• **Listed records**
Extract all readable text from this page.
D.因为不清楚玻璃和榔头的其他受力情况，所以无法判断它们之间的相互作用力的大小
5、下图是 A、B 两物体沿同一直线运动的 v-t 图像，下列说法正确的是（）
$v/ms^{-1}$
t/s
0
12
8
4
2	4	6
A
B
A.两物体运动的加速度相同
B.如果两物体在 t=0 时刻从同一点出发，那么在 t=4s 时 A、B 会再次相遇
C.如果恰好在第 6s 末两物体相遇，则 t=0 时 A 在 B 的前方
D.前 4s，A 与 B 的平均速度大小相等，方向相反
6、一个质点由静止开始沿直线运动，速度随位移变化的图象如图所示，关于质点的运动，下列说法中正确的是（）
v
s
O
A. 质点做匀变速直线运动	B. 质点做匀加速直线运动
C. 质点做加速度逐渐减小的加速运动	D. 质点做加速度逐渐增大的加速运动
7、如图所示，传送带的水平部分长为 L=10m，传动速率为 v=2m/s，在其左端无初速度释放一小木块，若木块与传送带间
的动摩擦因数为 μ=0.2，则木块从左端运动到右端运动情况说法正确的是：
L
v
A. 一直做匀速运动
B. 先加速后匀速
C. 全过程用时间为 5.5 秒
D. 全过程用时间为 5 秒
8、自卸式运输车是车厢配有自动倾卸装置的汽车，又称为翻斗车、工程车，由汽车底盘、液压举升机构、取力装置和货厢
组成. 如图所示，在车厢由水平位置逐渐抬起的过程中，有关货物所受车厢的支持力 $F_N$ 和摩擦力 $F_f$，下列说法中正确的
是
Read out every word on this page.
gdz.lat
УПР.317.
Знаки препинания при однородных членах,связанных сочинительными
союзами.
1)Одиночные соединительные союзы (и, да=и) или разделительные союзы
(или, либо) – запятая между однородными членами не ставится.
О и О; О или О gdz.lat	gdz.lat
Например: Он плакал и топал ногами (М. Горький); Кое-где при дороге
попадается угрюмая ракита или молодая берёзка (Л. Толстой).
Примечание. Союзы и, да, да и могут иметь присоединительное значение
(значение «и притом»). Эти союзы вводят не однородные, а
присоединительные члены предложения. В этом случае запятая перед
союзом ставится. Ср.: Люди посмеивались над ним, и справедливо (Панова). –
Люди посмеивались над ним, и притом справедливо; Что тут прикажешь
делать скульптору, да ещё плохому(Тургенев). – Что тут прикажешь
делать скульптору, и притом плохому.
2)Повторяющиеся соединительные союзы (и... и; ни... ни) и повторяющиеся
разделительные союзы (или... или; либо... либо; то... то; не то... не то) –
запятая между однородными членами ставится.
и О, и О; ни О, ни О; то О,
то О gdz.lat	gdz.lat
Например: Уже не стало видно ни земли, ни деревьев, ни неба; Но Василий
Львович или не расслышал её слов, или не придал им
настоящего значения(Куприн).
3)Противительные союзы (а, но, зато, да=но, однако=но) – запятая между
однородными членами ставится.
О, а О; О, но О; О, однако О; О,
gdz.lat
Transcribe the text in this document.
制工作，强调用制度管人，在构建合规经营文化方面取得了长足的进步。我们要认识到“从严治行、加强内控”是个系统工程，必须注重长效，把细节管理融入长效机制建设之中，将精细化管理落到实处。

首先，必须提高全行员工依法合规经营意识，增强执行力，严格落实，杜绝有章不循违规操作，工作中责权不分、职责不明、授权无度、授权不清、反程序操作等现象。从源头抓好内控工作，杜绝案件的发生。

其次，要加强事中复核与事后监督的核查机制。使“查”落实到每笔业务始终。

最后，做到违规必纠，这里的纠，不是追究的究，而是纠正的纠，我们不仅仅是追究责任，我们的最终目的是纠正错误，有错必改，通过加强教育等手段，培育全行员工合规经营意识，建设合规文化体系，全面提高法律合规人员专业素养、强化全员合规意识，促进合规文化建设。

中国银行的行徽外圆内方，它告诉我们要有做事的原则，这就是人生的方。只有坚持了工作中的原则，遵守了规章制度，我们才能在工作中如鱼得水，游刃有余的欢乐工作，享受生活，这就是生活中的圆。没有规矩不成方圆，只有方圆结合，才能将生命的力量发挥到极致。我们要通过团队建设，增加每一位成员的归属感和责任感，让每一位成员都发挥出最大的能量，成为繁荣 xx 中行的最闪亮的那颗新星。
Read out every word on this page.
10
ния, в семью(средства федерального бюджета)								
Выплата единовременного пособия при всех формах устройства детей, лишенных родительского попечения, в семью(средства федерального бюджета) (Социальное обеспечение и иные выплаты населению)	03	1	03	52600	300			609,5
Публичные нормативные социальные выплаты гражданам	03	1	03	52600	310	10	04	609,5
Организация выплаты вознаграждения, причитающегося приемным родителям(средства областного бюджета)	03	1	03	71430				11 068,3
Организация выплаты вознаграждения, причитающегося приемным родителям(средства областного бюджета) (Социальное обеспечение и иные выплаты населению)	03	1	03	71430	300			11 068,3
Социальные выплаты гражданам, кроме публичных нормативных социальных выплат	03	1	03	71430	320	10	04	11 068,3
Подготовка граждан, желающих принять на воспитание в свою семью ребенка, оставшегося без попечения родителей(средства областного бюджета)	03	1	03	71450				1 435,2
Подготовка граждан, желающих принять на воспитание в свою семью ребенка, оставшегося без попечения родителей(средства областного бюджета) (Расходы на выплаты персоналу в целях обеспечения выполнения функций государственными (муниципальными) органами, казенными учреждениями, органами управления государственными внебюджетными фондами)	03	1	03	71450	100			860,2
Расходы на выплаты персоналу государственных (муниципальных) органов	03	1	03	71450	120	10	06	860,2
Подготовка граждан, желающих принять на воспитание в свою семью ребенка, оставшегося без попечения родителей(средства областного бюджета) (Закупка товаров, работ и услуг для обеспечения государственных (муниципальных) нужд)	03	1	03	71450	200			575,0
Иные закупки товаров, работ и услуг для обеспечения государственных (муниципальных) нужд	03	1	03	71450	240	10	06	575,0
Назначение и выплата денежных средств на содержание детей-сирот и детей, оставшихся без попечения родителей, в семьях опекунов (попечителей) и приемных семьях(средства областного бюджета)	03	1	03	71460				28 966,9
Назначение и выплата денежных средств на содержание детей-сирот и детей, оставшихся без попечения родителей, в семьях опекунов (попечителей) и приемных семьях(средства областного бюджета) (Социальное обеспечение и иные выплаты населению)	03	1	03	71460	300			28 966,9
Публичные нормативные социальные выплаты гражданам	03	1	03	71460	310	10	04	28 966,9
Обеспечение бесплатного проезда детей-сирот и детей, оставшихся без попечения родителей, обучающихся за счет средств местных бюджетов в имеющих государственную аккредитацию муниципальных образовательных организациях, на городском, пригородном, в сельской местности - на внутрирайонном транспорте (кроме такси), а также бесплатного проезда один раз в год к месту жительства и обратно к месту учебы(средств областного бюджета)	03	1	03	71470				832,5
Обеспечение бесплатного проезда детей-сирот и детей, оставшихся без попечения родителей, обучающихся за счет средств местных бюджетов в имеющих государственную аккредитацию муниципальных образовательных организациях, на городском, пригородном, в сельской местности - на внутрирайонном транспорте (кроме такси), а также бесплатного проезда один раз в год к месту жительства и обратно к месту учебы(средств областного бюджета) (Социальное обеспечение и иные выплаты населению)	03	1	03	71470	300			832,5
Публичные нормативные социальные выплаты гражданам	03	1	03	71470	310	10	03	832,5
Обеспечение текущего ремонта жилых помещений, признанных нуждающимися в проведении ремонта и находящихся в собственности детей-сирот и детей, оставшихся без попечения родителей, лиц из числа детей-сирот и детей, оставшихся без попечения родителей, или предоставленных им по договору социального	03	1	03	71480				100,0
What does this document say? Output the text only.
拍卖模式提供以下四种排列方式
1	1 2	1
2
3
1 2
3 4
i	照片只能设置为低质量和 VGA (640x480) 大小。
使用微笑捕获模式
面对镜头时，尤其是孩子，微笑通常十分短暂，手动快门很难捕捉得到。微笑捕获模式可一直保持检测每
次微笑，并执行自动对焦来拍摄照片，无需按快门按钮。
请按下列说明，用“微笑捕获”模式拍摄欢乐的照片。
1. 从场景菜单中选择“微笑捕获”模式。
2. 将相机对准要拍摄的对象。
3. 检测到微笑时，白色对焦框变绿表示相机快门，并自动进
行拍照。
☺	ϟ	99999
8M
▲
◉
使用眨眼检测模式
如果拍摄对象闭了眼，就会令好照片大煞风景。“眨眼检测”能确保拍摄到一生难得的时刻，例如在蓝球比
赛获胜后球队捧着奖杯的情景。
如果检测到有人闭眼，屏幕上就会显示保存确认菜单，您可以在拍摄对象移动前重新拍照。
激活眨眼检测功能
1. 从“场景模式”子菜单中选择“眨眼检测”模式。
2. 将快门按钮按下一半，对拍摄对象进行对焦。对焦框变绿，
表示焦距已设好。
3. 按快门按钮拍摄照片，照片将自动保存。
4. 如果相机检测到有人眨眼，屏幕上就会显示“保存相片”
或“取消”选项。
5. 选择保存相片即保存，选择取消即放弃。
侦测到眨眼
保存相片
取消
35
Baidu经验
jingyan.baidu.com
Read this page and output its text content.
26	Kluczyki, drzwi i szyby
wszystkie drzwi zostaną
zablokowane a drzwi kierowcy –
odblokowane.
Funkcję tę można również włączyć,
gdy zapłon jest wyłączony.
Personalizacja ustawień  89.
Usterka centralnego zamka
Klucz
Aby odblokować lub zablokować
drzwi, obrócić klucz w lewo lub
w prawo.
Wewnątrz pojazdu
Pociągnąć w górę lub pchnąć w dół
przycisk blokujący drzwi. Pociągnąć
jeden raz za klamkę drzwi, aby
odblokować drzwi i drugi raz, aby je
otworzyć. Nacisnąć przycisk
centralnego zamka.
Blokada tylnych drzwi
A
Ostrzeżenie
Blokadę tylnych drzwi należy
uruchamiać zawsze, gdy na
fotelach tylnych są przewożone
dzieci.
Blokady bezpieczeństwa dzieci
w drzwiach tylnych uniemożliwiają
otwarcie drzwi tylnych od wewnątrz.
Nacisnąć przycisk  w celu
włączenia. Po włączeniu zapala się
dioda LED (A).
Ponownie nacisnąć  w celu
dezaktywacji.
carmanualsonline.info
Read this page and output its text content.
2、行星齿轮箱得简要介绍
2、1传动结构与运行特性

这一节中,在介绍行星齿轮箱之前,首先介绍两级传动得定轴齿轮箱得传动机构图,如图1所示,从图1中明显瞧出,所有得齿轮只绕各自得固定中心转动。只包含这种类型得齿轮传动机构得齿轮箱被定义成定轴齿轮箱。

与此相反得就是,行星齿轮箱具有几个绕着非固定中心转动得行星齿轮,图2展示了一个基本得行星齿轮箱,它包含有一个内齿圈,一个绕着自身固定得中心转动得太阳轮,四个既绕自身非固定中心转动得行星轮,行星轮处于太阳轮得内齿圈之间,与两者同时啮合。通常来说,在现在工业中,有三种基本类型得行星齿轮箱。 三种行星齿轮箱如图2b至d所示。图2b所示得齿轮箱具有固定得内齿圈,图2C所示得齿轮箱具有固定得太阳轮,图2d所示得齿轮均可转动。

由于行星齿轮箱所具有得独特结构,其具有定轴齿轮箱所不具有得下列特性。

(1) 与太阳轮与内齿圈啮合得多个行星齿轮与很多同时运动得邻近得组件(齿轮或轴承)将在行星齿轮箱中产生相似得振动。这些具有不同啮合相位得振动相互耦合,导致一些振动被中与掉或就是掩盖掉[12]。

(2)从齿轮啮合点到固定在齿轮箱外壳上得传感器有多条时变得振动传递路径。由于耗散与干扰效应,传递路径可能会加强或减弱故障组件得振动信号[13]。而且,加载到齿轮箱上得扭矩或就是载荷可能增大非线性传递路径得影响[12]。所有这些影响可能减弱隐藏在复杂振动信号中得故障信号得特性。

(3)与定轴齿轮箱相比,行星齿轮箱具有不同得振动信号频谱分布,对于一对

• **Exercise directions**
Pull every line containing "персоналу" out of the data above.

• **Exercise result**
Подготовка граждан, желающих принять на воспитание в свою семью ребенка, оставшегося без попечения родителей(средства областного бюджета) (Расходы на выплаты персоналу в целях обеспечения выполнения функций государственными (муниципальными) органами, казенными учреждениями, органами управления государственными внебюджетными фондами)	03	1	03	71450	100			860,2
Расходы на выплаты персоналу государственных (муниципальных) органов	03	1	03	71450	120	10	06	860,2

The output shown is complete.